Figure dataset records
* Begin *

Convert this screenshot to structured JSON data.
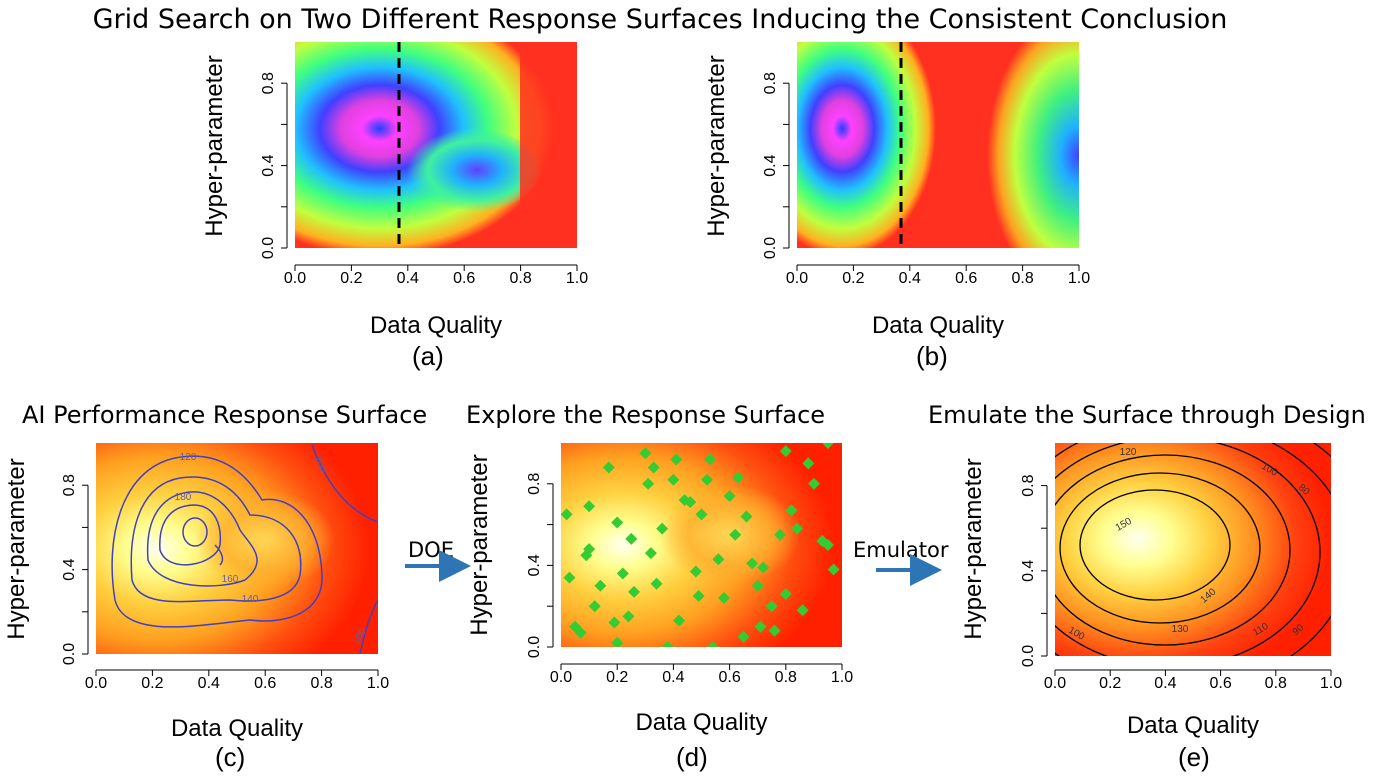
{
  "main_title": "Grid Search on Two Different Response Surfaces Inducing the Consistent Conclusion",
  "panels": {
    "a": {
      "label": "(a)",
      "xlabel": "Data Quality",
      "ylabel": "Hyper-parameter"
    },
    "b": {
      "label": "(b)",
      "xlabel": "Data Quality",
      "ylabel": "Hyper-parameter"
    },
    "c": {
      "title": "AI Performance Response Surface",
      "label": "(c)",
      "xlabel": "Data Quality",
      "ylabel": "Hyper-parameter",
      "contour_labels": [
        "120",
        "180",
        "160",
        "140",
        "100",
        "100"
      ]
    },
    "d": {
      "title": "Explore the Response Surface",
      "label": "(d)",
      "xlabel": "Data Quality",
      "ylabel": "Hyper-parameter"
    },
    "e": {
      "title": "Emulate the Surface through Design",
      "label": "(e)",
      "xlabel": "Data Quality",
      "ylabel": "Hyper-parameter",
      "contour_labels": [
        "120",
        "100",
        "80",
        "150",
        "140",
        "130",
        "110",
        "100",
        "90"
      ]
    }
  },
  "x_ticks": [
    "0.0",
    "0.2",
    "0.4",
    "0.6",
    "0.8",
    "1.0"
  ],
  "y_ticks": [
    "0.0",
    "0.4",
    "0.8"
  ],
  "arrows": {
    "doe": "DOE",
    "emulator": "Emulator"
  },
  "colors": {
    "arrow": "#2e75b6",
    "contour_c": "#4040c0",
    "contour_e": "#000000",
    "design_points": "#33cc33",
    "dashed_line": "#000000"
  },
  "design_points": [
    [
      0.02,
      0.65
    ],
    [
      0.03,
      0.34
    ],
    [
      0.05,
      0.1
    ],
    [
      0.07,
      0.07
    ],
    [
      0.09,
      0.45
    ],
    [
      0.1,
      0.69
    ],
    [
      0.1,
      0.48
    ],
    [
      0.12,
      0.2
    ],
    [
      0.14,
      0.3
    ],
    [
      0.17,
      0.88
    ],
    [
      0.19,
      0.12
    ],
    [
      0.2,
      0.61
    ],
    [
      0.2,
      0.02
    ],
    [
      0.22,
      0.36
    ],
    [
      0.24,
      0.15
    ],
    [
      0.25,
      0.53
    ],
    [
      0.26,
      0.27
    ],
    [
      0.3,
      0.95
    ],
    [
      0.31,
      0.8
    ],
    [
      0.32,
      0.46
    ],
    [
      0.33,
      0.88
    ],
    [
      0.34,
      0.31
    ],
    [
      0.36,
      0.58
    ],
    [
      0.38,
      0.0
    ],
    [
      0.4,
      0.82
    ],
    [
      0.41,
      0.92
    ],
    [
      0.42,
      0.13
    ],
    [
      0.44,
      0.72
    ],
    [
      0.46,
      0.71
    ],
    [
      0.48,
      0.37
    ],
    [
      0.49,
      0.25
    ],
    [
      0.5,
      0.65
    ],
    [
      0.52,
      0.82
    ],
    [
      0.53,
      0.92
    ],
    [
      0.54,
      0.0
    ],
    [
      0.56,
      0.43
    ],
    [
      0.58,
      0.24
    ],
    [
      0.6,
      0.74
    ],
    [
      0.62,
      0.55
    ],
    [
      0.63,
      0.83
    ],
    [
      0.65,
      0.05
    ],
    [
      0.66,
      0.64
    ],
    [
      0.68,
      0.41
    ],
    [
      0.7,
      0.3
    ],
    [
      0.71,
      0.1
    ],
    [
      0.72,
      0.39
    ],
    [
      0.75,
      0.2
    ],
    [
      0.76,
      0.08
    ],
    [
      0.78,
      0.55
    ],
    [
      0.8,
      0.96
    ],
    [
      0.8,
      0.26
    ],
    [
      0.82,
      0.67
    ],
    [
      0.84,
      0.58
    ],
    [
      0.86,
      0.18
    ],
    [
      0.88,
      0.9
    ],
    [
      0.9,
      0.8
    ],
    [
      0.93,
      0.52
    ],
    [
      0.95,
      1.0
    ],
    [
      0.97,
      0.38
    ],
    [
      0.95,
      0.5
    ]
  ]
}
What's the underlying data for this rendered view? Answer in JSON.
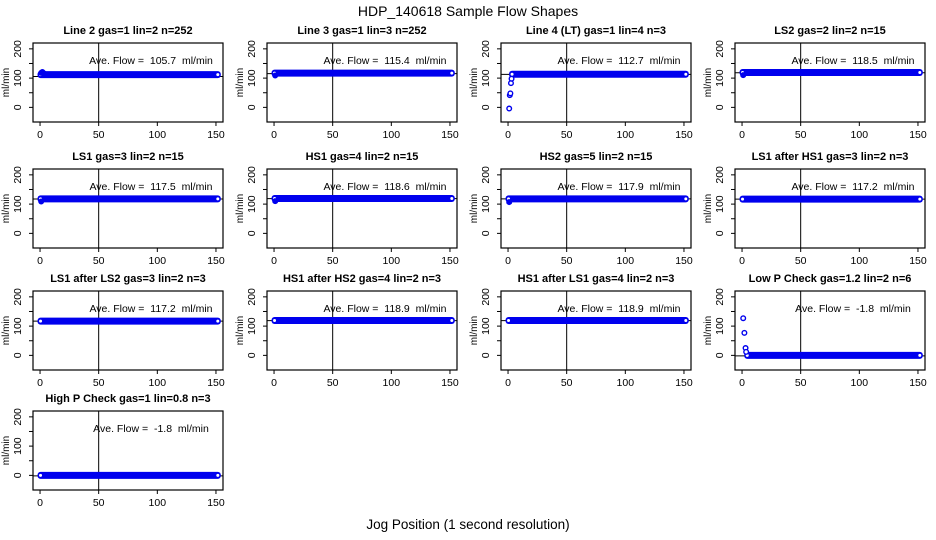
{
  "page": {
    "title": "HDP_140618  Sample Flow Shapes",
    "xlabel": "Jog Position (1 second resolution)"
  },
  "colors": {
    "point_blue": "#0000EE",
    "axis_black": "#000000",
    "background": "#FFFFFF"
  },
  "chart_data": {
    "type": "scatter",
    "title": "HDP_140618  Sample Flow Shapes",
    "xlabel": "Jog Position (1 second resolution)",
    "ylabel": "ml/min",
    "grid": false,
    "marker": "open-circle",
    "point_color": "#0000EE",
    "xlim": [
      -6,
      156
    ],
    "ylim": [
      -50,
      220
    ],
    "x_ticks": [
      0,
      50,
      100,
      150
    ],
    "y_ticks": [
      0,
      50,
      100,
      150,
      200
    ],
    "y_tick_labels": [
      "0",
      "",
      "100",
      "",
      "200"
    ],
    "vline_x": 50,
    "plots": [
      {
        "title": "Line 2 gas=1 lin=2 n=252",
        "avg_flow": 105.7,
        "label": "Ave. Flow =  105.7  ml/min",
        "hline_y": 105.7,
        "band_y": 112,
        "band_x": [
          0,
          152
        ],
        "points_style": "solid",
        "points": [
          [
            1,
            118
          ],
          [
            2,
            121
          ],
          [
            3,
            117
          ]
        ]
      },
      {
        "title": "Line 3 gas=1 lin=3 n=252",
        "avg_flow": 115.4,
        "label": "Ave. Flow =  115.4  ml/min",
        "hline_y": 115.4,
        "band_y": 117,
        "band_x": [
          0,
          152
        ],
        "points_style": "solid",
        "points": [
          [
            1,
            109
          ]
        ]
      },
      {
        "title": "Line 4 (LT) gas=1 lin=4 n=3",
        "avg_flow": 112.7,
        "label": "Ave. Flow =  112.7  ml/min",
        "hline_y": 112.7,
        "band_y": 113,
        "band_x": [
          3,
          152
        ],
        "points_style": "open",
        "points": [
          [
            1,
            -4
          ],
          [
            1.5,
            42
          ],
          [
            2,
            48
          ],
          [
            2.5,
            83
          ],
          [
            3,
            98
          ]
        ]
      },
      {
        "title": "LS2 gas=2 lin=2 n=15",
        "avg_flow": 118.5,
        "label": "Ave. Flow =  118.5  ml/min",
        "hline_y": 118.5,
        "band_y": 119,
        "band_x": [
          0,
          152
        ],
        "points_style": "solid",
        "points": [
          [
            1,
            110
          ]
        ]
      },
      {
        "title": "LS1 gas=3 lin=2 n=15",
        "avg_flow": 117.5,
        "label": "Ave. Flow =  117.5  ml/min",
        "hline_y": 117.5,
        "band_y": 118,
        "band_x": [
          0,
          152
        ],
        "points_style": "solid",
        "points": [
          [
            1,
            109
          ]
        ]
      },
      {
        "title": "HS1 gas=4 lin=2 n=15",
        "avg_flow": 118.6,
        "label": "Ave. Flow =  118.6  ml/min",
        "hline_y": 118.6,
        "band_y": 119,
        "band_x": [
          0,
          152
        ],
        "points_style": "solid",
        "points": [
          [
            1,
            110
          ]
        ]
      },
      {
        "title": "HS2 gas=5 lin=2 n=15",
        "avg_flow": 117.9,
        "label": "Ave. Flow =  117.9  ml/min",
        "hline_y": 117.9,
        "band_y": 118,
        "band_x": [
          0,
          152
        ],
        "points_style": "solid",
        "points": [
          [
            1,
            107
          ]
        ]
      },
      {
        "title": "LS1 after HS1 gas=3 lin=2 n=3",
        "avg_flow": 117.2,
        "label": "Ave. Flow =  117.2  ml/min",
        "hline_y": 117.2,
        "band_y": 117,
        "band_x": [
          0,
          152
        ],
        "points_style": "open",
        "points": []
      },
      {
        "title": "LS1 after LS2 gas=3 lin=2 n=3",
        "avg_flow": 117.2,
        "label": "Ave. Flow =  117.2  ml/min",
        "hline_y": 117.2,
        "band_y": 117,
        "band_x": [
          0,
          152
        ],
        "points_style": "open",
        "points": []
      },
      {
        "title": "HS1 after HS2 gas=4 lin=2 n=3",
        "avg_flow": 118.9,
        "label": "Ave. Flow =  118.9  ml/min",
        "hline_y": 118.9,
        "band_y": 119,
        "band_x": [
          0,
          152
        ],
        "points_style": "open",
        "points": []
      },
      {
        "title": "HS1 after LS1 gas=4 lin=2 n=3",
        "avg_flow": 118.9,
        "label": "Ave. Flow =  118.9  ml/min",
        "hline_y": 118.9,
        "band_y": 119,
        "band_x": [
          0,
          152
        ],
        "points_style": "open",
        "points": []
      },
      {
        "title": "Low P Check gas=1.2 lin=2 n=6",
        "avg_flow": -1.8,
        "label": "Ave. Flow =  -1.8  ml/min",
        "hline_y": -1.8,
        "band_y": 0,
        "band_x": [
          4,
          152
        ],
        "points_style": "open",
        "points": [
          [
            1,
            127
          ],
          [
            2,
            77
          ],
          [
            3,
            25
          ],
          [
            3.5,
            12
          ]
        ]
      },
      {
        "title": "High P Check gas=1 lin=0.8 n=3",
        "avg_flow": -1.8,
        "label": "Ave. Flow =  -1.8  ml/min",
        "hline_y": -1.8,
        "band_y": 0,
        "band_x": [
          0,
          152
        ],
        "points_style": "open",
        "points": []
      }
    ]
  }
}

* End *

● **TASK STATEMENT**
Copy all lines from the material that contain "JSON".

● **TASK RESPONSE**
Convert this screenshot to structured JSON data.
What's the underlying data for this rendered view? Answer in JSON.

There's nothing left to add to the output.